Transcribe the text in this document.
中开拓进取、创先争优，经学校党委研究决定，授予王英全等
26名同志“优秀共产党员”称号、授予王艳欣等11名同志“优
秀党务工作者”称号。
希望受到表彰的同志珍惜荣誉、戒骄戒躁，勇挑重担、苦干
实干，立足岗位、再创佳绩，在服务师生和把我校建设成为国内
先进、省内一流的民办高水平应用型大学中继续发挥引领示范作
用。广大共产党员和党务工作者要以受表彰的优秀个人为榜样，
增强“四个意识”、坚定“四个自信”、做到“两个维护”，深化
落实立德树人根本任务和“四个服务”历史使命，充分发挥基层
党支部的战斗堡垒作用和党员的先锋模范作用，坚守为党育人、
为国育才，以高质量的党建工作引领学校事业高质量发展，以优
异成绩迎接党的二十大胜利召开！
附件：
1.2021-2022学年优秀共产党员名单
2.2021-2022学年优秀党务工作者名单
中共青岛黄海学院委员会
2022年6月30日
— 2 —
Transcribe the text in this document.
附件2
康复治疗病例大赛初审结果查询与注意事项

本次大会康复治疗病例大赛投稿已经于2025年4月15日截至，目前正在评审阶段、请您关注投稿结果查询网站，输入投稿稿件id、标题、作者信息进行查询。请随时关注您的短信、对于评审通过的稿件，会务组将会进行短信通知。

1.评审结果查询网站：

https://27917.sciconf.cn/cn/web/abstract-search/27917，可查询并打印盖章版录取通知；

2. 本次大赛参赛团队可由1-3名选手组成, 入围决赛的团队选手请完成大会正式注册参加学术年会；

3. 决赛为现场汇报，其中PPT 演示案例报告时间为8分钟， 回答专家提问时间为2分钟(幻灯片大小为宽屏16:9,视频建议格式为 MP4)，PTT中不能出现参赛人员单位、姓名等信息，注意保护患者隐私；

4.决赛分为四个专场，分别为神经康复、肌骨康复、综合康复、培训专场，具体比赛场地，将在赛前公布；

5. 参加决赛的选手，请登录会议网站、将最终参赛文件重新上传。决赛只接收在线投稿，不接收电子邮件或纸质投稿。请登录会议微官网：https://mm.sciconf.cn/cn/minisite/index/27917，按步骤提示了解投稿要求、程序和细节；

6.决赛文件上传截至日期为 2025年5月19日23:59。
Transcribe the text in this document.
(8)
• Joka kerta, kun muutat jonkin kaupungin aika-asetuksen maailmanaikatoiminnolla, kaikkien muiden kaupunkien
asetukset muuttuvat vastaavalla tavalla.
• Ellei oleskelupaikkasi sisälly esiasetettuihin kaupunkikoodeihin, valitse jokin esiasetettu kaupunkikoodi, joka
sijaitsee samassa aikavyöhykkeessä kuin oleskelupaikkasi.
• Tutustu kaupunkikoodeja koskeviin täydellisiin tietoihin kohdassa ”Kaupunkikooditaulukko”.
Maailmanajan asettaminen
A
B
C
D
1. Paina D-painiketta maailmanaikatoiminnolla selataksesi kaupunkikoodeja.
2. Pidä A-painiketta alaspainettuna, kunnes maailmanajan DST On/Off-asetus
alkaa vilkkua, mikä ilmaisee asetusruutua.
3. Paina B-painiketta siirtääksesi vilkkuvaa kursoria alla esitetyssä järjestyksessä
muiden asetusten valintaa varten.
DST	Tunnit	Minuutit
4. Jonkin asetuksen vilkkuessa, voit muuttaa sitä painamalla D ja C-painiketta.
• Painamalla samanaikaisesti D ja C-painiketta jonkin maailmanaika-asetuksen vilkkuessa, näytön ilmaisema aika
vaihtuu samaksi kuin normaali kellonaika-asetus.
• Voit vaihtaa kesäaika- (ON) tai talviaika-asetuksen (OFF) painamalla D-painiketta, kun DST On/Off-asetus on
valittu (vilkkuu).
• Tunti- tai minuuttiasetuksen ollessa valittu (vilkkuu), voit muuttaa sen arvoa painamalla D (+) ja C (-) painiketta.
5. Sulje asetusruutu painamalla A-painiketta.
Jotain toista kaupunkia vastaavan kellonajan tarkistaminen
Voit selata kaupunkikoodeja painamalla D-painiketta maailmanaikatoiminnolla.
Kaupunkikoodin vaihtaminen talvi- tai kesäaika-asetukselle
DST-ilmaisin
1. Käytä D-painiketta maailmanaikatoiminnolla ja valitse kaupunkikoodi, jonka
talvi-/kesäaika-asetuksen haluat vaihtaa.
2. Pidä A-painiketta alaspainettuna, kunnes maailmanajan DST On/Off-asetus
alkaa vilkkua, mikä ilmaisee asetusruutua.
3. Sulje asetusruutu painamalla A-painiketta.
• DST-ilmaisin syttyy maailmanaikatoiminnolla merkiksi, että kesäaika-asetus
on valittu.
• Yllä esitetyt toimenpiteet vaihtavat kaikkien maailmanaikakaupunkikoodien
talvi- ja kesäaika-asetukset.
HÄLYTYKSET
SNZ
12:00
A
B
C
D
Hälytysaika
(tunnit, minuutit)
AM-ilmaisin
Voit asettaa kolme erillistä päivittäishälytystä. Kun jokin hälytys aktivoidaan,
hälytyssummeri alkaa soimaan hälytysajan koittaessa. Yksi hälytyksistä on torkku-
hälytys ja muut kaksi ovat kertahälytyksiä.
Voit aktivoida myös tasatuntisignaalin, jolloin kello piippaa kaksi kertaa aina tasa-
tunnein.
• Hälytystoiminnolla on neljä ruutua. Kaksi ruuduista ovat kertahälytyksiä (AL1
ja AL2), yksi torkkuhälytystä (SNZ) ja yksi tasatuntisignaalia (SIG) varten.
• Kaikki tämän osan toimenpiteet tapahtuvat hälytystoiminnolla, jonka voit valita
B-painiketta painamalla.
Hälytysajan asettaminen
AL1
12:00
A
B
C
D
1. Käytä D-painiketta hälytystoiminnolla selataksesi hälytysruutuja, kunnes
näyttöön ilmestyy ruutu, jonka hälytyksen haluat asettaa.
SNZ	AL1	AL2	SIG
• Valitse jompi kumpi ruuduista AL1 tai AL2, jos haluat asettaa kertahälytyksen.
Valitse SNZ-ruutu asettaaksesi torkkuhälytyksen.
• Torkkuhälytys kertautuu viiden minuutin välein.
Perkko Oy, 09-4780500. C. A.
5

####################

▸ EXERCISE DESCRIPTION: Set down the listing in full, keeping every word exactly as it is.

▸ FULL SOLUTION:
Transcribe the text in this document.
中开拓进取、创先争优，经学校党委研究决定，授予王英全等
26名同志“优秀共产党员”称号、授予王艳欣等11名同志“优
秀党务工作者”称号。
希望受到表彰的同志珍惜荣誉、戒骄戒躁，勇挑重担、苦干
实干，立足岗位、再创佳绩，在服务师生和把我校建设成为国内
先进、省内一流的民办高水平应用型大学中继续发挥引领示范作
用。广大共产党员和党务工作者要以受表彰的优秀个人为榜样，
增强“四个意识”、坚定“四个自信”、做到“两个维护”，深化
落实立德树人根本任务和“四个服务”历史使命，充分发挥基层
党支部的战斗堡垒作用和党员的先锋模范作用，坚守为党育人、
为国育才，以高质量的党建工作引领学校事业高质量发展，以优
异成绩迎接党的二十大胜利召开！
附件：
1.2021-2022学年优秀共产党员名单
2.2021-2022学年优秀党务工作者名单
中共青岛黄海学院委员会
2022年6月30日
— 2 —
Transcribe the text in this document.
附件2
康复治疗病例大赛初审结果查询与注意事项

本次大会康复治疗病例大赛投稿已经于2025年4月15日截至，目前正在评审阶段、请您关注投稿结果查询网站，输入投稿稿件id、标题、作者信息进行查询。请随时关注您的短信、对于评审通过的稿件，会务组将会进行短信通知。

1.评审结果查询网站：

https://27917.sciconf.cn/cn/web/abstract-search/27917，可查询并打印盖章版录取通知；

2. 本次大赛参赛团队可由1-3名选手组成, 入围决赛的团队选手请完成大会正式注册参加学术年会；

3. 决赛为现场汇报，其中PPT 演示案例报告时间为8分钟， 回答专家提问时间为2分钟(幻灯片大小为宽屏16:9,视频建议格式为 MP4)，PTT中不能出现参赛人员单位、姓名等信息，注意保护患者隐私；

4.决赛分为四个专场，分别为神经康复、肌骨康复、综合康复、培训专场，具体比赛场地，将在赛前公布；

5. 参加决赛的选手，请登录会议网站、将最终参赛文件重新上传。决赛只接收在线投稿，不接收电子邮件或纸质投稿。请登录会议微官网：https://mm.sciconf.cn/cn/minisite/index/27917，按步骤提示了解投稿要求、程序和细节；

6.决赛文件上传截至日期为 2025年5月19日23:59。
Transcribe the text in this document.
(8)
• Joka kerta, kun muutat jonkin kaupungin aika-asetuksen maailmanaikatoiminnolla, kaikkien muiden kaupunkien
asetukset muuttuvat vastaavalla tavalla.
• Ellei oleskelupaikkasi sisälly esiasetettuihin kaupunkikoodeihin, valitse jokin esiasetettu kaupunkikoodi, joka
sijaitsee samassa aikavyöhykkeessä kuin oleskelupaikkasi.
• Tutustu kaupunkikoodeja koskeviin täydellisiin tietoihin kohdassa ”Kaupunkikooditaulukko”.
Maailmanajan asettaminen
A
B
C
D
1. Paina D-painiketta maailmanaikatoiminnolla selataksesi kaupunkikoodeja.
2. Pidä A-painiketta alaspainettuna, kunnes maailmanajan DST On/Off-asetus
alkaa vilkkua, mikä ilmaisee asetusruutua.
3. Paina B-painiketta siirtääksesi vilkkuvaa kursoria alla esitetyssä järjestyksessä
muiden asetusten valintaa varten.
DST	Tunnit	Minuutit
4. Jonkin asetuksen vilkkuessa, voit muuttaa sitä painamalla D ja C-painiketta.
• Painamalla samanaikaisesti D ja C-painiketta jonkin maailmanaika-asetuksen vilkkuessa, näytön ilmaisema aika
vaihtuu samaksi kuin normaali kellonaika-asetus.
• Voit vaihtaa kesäaika- (ON) tai talviaika-asetuksen (OFF) painamalla D-painiketta, kun DST On/Off-asetus on
valittu (vilkkuu).
• Tunti- tai minuuttiasetuksen ollessa valittu (vilkkuu), voit muuttaa sen arvoa painamalla D (+) ja C (-) painiketta.
5. Sulje asetusruutu painamalla A-painiketta.
Jotain toista kaupunkia vastaavan kellonajan tarkistaminen
Voit selata kaupunkikoodeja painamalla D-painiketta maailmanaikatoiminnolla.
Kaupunkikoodin vaihtaminen talvi- tai kesäaika-asetukselle
DST-ilmaisin
1. Käytä D-painiketta maailmanaikatoiminnolla ja valitse kaupunkikoodi, jonka
talvi-/kesäaika-asetuksen haluat vaihtaa.
2. Pidä A-painiketta alaspainettuna, kunnes maailmanajan DST On/Off-asetus
alkaa vilkkua, mikä ilmaisee asetusruutua.
3. Sulje asetusruutu painamalla A-painiketta.
• DST-ilmaisin syttyy maailmanaikatoiminnolla merkiksi, että kesäaika-asetus
on valittu.
• Yllä esitetyt toimenpiteet vaihtavat kaikkien maailmanaikakaupunkikoodien
talvi- ja kesäaika-asetukset.
HÄLYTYKSET
SNZ
12:00
A
B
C
D
Hälytysaika
(tunnit, minuutit)
AM-ilmaisin
Voit asettaa kolme erillistä päivittäishälytystä. Kun jokin hälytys aktivoidaan,
hälytyssummeri alkaa soimaan hälytysajan koittaessa. Yksi hälytyksistä on torkku-
hälytys ja muut kaksi ovat kertahälytyksiä.
Voit aktivoida myös tasatuntisignaalin, jolloin kello piippaa kaksi kertaa aina tasa-
tunnein.
• Hälytystoiminnolla on neljä ruutua. Kaksi ruuduista ovat kertahälytyksiä (AL1
ja AL2), yksi torkkuhälytystä (SNZ) ja yksi tasatuntisignaalia (SIG) varten.
• Kaikki tämän osan toimenpiteet tapahtuvat hälytystoiminnolla, jonka voit valita
B-painiketta painamalla.
Hälytysajan asettaminen
AL1
12:00
A
B
C
D
1. Käytä D-painiketta hälytystoiminnolla selataksesi hälytysruutuja, kunnes
näyttöön ilmestyy ruutu, jonka hälytyksen haluat asettaa.
SNZ	AL1	AL2	SIG
• Valitse jompi kumpi ruuduista AL1 tai AL2, jos haluat asettaa kertahälytyksen.
Valitse SNZ-ruutu asettaaksesi torkkuhälytyksen.
• Torkkuhälytys kertautuu viiden minuutin välein.
Perkko Oy, 09-4780500. C. A.
5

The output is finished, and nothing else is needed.